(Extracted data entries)
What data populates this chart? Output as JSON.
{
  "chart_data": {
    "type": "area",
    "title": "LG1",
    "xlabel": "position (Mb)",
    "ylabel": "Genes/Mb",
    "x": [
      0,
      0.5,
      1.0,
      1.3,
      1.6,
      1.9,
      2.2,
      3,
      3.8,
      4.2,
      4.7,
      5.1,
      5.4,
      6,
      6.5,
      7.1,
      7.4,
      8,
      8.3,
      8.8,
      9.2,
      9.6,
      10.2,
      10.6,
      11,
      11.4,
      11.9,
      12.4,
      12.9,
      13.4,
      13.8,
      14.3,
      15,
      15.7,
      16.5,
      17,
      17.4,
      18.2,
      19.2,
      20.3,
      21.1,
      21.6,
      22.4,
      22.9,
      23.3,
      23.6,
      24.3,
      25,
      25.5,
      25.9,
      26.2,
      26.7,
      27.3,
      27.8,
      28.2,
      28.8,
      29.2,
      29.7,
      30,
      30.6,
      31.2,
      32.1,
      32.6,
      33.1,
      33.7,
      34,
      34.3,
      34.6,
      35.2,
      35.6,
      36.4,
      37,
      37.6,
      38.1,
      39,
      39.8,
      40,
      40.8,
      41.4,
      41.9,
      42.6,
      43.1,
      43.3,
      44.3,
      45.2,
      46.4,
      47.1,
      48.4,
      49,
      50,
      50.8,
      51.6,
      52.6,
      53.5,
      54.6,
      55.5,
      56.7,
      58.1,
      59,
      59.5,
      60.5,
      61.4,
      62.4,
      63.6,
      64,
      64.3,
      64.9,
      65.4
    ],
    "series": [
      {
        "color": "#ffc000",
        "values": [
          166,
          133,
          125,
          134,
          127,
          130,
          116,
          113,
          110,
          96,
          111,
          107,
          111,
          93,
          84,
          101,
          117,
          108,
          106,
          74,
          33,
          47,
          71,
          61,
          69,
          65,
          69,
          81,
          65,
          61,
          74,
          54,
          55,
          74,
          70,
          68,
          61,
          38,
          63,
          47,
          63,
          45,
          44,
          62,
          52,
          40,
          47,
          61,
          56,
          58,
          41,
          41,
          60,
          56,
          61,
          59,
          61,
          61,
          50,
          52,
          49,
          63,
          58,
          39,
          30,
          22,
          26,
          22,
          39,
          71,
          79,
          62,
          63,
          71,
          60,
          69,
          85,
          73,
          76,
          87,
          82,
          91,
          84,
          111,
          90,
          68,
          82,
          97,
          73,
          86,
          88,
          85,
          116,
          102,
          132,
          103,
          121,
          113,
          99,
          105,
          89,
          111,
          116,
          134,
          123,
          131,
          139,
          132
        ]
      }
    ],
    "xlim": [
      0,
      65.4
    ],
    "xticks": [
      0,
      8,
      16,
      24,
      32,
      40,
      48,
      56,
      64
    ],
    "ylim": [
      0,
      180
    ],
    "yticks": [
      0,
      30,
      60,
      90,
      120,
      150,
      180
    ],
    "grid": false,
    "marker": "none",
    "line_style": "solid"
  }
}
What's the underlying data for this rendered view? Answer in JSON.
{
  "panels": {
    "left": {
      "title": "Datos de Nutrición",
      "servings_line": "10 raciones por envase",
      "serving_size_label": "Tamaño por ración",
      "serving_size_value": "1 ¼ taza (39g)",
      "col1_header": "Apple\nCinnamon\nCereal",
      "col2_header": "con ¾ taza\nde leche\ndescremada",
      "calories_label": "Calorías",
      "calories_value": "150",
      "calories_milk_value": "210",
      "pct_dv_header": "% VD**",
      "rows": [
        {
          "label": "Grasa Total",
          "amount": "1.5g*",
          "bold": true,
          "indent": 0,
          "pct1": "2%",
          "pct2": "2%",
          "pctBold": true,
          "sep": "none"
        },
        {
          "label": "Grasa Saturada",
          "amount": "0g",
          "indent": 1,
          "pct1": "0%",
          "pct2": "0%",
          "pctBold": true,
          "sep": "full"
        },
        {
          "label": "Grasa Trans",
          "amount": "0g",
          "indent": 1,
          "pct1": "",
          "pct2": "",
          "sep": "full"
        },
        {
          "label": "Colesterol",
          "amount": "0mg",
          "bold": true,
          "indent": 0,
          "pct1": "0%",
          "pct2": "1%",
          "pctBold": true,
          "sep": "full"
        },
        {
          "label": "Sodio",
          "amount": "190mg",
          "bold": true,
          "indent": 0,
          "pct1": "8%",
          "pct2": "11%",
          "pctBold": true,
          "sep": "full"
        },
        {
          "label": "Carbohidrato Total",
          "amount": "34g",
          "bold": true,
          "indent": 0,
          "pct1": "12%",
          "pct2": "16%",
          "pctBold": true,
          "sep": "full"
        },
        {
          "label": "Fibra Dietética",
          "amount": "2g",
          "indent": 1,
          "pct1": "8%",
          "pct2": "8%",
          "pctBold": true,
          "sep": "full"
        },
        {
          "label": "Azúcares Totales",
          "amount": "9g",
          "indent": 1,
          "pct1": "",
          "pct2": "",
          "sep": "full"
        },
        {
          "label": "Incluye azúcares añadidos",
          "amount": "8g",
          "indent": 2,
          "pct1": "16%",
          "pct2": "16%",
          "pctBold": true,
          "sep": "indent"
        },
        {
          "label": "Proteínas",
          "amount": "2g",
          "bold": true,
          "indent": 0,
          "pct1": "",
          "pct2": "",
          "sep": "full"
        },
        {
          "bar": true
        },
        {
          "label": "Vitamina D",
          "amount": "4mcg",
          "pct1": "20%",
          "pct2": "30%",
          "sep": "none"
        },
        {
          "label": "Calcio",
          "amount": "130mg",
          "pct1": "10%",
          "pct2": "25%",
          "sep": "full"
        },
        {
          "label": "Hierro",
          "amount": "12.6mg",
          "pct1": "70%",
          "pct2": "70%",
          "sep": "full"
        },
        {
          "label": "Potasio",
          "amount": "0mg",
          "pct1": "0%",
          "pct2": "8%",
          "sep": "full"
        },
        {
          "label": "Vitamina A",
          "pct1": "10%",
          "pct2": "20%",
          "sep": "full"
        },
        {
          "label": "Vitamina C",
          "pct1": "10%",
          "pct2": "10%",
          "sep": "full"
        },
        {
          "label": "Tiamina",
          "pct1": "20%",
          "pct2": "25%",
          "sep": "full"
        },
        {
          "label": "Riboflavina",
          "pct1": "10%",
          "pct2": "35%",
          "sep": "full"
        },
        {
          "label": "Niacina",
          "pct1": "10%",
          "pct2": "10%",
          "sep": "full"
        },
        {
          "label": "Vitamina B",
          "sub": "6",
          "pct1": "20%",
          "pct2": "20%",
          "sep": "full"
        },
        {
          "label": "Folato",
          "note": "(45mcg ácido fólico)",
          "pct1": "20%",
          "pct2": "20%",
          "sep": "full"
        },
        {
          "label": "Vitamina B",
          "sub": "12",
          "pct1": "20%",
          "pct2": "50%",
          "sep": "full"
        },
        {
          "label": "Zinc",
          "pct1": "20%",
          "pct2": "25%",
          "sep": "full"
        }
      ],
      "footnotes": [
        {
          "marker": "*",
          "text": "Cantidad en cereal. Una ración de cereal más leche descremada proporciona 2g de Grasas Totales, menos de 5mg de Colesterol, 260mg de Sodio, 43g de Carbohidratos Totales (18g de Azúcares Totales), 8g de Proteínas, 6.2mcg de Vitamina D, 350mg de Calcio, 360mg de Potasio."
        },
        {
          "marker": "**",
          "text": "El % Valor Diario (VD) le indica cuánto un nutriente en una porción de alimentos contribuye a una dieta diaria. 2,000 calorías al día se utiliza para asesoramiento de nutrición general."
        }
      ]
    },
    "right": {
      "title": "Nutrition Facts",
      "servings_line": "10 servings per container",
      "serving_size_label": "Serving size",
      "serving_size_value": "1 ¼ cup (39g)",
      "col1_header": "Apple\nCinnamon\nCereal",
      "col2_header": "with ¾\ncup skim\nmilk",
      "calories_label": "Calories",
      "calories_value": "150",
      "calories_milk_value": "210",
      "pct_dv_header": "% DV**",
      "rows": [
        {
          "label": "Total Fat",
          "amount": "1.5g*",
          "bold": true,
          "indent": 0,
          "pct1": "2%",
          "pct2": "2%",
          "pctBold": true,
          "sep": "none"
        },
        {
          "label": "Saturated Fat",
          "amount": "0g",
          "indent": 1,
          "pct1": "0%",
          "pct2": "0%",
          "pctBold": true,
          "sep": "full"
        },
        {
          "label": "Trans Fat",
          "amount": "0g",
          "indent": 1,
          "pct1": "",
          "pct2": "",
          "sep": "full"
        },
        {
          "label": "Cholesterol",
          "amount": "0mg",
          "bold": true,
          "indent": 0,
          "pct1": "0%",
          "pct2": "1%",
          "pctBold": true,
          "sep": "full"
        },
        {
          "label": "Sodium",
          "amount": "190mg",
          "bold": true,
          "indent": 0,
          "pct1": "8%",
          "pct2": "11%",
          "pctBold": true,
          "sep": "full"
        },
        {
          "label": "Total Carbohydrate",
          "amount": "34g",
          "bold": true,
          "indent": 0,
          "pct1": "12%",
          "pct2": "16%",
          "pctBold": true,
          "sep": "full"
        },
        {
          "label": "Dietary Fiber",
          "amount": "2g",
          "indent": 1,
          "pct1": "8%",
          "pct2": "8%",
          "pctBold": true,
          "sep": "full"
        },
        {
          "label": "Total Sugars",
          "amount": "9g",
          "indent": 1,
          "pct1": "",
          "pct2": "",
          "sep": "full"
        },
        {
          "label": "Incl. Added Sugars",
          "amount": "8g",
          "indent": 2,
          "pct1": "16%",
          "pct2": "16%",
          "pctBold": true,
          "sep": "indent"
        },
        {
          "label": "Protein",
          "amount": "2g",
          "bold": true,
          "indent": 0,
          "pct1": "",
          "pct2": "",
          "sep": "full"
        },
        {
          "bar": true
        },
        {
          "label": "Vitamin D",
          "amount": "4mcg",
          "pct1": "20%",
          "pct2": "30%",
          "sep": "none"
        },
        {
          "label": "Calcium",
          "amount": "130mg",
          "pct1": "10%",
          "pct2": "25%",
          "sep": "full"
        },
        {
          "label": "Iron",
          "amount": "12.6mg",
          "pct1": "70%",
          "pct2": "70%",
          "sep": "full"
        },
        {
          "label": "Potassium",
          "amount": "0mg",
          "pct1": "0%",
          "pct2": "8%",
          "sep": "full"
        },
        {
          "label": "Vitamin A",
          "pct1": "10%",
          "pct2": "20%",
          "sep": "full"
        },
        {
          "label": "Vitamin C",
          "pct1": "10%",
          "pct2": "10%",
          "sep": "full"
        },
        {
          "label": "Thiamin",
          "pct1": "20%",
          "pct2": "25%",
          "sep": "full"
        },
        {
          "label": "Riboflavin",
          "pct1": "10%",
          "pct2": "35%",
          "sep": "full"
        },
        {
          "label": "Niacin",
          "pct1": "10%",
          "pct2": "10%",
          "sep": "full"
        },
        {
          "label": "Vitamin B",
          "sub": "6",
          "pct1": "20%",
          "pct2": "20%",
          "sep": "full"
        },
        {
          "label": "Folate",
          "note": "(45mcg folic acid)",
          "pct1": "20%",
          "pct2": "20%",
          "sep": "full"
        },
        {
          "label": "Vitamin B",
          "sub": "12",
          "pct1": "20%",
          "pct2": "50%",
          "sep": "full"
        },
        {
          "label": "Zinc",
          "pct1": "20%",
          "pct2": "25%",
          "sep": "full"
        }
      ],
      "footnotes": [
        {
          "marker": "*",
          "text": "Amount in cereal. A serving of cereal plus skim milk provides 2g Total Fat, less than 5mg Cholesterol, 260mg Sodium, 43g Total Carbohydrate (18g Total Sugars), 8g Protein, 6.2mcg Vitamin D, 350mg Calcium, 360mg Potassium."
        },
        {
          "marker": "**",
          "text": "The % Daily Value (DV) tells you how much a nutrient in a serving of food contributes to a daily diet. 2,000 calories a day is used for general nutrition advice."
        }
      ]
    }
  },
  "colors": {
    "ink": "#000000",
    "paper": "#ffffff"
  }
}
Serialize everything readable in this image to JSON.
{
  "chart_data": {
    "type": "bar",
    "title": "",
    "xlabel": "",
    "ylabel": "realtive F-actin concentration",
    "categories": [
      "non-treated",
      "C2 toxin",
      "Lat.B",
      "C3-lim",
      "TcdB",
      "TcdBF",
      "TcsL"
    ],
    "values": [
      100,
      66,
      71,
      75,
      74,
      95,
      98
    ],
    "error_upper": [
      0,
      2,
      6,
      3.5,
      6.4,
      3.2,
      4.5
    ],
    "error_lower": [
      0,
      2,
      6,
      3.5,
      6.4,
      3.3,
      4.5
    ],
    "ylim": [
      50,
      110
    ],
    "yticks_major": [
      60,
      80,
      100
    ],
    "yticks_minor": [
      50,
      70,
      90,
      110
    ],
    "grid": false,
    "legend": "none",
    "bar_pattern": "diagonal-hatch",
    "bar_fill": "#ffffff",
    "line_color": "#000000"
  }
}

● Exercise aim:
Give the number of lines above in which the word "Potasio" appears, and nothing more.

● Expected answer:
2